- **EXERCISE TASK**:
Report how many lines of the records below include the word "создании". Give nothing but the number.

Records from a dataset:
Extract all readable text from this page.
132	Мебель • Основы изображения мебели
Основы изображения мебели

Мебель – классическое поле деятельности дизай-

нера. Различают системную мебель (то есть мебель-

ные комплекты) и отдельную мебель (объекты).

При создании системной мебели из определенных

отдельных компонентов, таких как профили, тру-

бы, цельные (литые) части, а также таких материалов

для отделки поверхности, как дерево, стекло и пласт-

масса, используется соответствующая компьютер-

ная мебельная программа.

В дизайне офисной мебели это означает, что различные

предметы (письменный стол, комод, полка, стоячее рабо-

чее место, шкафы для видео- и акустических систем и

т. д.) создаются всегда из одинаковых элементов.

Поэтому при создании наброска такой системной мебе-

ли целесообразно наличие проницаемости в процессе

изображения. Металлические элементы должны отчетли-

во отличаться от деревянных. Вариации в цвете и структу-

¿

- **EXERCISE SOLUTION**:
2